Provided data:
========================================

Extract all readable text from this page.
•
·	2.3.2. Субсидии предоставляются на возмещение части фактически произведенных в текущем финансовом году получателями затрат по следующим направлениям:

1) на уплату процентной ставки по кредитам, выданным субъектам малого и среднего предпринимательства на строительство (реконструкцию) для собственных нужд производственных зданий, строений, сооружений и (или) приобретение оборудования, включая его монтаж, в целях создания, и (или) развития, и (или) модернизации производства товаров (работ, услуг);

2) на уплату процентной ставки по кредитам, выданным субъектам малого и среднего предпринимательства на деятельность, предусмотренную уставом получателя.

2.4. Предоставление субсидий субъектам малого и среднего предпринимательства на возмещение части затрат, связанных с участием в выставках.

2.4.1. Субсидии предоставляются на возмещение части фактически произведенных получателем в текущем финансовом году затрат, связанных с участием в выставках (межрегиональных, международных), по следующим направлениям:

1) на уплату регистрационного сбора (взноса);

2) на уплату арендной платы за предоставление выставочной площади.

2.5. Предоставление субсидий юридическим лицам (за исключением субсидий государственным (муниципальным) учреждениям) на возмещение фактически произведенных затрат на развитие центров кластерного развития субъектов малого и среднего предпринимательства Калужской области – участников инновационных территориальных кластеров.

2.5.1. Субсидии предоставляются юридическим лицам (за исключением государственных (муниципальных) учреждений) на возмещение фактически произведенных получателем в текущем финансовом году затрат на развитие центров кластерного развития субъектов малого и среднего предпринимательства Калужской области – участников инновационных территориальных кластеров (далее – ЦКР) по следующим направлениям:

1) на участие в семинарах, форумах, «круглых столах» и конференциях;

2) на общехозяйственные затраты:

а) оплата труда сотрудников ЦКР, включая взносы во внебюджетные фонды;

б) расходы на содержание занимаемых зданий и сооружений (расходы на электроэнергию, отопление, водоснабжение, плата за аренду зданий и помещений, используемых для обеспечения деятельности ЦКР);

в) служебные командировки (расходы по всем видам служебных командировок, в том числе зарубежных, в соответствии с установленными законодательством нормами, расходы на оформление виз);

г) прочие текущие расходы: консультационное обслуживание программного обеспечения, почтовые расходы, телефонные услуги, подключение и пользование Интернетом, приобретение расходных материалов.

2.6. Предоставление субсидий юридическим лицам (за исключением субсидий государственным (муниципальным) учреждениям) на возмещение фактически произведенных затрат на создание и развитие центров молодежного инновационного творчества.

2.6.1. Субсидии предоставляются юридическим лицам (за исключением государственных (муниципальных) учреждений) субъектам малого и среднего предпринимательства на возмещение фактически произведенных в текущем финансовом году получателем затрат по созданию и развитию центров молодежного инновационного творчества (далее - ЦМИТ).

========================================

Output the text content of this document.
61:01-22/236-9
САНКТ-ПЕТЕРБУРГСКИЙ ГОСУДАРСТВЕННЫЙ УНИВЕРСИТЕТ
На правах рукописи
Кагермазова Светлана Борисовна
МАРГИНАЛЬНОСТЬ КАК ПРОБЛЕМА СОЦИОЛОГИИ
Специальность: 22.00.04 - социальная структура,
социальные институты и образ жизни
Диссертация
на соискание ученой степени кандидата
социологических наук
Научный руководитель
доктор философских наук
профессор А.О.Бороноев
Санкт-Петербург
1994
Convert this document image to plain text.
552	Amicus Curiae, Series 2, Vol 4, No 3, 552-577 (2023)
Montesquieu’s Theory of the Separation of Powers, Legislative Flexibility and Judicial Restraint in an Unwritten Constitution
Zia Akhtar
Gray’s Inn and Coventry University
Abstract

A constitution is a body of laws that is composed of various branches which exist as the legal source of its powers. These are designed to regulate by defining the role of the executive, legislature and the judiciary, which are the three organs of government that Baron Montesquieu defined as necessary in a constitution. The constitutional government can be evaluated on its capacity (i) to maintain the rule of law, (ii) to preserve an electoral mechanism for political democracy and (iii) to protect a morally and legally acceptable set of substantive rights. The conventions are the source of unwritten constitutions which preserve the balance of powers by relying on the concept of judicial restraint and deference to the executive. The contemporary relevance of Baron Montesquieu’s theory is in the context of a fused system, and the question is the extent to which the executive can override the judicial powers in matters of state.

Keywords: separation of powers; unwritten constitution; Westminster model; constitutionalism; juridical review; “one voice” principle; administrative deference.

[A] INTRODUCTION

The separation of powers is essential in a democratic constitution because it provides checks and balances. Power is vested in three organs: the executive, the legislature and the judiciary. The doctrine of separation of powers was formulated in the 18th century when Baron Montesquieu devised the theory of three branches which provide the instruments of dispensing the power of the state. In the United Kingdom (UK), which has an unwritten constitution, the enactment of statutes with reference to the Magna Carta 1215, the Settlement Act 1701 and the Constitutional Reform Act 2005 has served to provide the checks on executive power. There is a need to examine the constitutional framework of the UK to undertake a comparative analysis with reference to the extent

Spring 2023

========================================

Instruction: Find the lines of the material that hold the word "кредитам" and report their count alone.

Correct output: 2